*KUTIPAN SUMBER*.
::::::::::

Kamis, 17 Februari 2011

indie kreatif




Enggak mau ikutan tren
Anak-anak indie bikin gaya sendiri biar berbeda. Nyatanya, gaya mereka malah banyak pengikut dan jadi ngetren.
Musik bisa dibilang jadi ujung tombak berkembangnya komunitas indie. Sudah lama kita mendengar tentang band-band yang bergerak sendiri untuk memproduksi dan mengedarkan album mereka, yang biasa disebut pergerakan underground. Angkanya memang tidak besar jika dibandingkan dengan Sheila on 7 atau Padi. Tetapi, angka 50 ribu kopi untuk album indie sudah sangat bagus.
Makin lama, dukungan terhadap indie pun besar. Terbukti dengan masuknya nama band asal Bandung, Mocca, dalam deretan grup yang mendapatkan award dari MTV. Stasiun TV yang fokus pada musik itu pun memberikan tempat yang cukup besar bagi musik yang bergerak dengan semangat indie. Tak ketinggalan, sejumlah radio ikut menyediakan segmen khusus bagi musisi-musisi lokal.
musik Indie di Indonesia berjalan pesat dengan munculnya banyak musisi dan label indie berkualitas. Salah satu pioneer pencetak hits adalah FFWD Record dan Aksara Records. Mereka berhasil melahirkan musisi berbakat seperti Mocca, Homogenic ,White Shoes and the Couples Company.

Propaganda
Perkembangan hebat ini kemudian diikuti oleh elemen lain yang sangat menunjang. Salah satunya adalah media cetak. Untuk menunjang promosi, biasanya band membuat newsletter untuk memberitakan perkembangan bandnya. Berawal dari selembar kertas fotokopian, lalu mulai dicetak tipis, dan akhirnya bermunculanlah majalah-majalah yang tampilannya enggak kalah keren dibandingkan dengan media cetak mapan.

::::::::::

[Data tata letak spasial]
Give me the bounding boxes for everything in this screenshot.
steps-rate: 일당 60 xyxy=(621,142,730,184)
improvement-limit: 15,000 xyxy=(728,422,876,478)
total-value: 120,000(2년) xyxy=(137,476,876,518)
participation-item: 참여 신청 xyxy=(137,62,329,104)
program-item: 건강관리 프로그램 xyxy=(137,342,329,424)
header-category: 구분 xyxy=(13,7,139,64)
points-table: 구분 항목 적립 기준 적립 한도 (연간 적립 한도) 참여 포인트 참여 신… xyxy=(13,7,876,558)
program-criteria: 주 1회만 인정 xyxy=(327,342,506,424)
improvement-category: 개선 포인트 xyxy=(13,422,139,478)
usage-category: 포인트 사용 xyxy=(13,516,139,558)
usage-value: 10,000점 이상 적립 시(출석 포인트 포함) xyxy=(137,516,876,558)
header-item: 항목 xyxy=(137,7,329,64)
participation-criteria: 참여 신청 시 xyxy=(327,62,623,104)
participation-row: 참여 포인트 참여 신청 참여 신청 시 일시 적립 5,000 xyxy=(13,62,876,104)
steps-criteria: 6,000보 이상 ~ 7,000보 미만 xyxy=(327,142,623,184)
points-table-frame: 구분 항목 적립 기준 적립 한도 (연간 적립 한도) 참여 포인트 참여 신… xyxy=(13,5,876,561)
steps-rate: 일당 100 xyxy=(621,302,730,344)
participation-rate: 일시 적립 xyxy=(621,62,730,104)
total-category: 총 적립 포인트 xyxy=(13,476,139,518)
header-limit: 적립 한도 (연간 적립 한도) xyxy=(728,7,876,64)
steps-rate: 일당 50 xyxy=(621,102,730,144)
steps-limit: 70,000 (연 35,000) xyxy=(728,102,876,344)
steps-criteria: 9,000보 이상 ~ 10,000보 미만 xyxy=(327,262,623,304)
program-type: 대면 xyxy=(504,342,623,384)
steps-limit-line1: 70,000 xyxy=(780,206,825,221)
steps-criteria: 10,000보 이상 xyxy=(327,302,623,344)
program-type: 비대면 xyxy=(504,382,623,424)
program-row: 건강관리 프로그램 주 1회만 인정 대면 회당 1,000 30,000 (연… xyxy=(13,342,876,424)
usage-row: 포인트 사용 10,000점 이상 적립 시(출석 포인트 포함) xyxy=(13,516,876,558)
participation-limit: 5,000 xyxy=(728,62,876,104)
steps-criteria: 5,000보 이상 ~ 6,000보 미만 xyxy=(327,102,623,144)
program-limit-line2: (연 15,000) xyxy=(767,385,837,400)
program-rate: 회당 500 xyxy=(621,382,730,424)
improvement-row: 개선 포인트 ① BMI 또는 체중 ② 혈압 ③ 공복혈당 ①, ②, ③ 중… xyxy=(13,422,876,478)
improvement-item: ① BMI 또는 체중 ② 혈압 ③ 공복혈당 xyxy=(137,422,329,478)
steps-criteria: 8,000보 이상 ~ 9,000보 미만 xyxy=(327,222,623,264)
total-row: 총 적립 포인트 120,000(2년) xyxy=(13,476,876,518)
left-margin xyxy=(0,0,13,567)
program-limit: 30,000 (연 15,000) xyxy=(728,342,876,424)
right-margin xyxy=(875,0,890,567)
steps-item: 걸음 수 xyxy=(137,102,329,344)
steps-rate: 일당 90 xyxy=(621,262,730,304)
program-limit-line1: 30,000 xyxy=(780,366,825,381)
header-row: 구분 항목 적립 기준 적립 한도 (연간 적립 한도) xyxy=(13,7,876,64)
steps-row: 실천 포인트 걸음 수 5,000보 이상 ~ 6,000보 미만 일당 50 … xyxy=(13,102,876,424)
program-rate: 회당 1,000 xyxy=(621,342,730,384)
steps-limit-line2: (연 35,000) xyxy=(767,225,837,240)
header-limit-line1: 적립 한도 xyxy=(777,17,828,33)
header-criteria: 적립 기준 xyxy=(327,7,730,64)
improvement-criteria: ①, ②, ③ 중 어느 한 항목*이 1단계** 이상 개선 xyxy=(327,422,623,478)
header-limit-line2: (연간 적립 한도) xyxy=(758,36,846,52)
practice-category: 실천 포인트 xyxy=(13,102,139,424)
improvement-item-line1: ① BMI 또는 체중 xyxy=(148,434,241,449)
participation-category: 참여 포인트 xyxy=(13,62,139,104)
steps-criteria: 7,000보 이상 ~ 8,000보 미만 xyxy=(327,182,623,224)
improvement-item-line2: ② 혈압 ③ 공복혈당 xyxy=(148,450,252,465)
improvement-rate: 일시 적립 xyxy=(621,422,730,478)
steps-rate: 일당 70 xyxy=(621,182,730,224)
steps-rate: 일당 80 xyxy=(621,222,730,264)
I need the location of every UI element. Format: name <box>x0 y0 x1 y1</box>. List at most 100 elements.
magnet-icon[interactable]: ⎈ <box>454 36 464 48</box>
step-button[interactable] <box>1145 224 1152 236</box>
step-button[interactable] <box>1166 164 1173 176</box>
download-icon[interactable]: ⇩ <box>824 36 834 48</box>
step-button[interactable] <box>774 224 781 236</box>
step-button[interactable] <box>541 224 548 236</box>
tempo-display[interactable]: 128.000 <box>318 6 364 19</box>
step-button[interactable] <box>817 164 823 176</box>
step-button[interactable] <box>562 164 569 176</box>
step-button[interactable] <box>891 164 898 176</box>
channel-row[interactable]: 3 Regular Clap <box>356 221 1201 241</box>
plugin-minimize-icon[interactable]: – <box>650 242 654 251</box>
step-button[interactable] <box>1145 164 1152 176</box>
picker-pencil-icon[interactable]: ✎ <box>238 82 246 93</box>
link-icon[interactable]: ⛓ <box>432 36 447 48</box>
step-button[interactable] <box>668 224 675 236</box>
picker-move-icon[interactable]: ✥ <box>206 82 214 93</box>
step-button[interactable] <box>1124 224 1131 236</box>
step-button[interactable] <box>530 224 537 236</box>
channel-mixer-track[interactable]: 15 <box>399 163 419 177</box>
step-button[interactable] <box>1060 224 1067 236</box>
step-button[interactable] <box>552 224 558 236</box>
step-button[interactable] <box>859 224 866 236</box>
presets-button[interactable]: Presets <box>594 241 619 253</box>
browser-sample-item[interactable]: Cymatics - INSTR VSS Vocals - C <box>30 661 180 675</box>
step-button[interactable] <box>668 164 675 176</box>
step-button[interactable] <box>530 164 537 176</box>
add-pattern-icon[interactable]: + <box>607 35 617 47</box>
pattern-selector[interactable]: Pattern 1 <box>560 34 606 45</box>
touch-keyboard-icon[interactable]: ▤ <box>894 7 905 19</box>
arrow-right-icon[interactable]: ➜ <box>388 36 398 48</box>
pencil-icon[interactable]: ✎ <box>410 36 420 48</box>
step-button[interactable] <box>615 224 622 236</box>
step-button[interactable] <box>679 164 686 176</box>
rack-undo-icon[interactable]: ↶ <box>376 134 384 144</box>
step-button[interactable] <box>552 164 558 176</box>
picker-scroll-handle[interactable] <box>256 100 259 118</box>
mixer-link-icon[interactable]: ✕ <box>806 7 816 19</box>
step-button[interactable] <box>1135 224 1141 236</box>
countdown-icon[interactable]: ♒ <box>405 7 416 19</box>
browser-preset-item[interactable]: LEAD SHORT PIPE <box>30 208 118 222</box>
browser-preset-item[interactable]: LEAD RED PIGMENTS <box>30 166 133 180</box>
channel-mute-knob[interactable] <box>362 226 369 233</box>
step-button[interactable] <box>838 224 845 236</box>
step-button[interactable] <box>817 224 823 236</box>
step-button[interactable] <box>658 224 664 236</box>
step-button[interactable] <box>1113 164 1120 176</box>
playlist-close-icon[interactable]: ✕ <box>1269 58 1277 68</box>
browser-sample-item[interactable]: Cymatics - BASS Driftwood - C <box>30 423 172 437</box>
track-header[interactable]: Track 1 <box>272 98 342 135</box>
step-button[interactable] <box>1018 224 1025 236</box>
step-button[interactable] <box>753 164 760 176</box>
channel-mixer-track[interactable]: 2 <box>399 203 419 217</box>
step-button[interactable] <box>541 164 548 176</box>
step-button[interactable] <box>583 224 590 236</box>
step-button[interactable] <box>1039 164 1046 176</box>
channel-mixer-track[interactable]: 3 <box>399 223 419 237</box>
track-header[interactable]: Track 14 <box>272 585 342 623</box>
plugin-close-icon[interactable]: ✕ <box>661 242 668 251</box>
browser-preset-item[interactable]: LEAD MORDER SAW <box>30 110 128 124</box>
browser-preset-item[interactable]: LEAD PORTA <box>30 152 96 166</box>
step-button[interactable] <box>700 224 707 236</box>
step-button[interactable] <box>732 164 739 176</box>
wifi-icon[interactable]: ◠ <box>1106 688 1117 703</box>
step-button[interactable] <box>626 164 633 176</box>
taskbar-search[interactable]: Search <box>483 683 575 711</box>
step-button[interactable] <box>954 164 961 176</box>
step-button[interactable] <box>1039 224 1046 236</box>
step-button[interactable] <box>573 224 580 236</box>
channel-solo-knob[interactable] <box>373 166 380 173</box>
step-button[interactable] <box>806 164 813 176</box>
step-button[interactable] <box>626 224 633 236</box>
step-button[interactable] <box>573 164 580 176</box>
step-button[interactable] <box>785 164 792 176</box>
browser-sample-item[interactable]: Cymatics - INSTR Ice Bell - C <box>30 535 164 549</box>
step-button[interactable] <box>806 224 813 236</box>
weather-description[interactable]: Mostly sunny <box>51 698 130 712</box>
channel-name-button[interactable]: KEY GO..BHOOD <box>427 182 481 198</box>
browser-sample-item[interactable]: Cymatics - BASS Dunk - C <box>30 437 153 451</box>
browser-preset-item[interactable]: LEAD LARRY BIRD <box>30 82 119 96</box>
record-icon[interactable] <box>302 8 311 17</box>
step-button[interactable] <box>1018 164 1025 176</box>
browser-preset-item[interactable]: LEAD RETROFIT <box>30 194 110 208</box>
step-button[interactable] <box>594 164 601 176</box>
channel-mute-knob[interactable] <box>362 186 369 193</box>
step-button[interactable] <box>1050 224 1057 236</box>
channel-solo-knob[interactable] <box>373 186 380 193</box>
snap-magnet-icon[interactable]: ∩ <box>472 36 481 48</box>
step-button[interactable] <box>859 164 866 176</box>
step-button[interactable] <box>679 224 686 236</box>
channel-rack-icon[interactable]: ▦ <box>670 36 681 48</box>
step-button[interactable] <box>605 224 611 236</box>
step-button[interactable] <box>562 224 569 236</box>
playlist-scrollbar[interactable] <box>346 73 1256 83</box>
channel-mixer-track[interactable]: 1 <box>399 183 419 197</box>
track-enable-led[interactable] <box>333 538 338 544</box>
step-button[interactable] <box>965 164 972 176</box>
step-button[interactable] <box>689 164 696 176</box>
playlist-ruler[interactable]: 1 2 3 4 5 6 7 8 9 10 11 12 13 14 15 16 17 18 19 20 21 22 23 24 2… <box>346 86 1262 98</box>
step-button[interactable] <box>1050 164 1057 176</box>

::::::::::

*TANTANGAN*.
1. Sebutkan semua nama band atau musisi yang muncul dalam teks tentang musik indie, masing-masing sekali saja.
2. Ketik ulang teks tentang musik indie dari "Kamis, 17 Februari" sampai "dan jadi ngetren.".

*JAWABAN BERURUTAN*.
1. Sheila on 7, Padi, Mocca, Homogenic, White Shoes and the Couples Company

2.
Kamis, 17 Februari 2011

indie kreatif




Enggak mau ikutan tren
Anak-anak indie bikin gaya sendiri biar berbeda. Nyatanya, gaya mereka malah banyak pengikut dan jadi ngetren.